• [DIRECTION]:
Search the entries for the word "MAURIZIO" and pull out each line that has it.

%%

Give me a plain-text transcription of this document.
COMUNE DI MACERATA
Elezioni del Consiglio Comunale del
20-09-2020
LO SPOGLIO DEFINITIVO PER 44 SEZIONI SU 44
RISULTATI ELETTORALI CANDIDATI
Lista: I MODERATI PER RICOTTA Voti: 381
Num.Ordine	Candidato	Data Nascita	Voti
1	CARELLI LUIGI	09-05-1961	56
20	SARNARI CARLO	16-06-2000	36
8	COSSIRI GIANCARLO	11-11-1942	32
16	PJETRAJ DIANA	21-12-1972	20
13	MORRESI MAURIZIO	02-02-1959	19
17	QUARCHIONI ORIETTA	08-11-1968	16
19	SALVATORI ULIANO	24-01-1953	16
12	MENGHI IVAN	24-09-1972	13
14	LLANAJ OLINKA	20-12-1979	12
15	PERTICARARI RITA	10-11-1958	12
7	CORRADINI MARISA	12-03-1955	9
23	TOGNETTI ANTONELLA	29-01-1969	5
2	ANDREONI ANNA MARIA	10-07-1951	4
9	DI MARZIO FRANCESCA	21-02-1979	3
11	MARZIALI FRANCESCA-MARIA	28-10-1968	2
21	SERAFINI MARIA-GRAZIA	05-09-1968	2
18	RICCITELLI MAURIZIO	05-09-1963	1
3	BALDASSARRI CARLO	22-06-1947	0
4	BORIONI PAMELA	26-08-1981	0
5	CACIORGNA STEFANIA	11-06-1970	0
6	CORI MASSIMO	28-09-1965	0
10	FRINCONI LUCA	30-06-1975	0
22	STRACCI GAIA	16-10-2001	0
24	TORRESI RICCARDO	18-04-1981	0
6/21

%%

• [RESULT FOR THIS EXERCISE]:
13	MORRESI MAURIZIO	02-02-1959	19
18	RICCITELLI MAURIZIO	05-09-1963	1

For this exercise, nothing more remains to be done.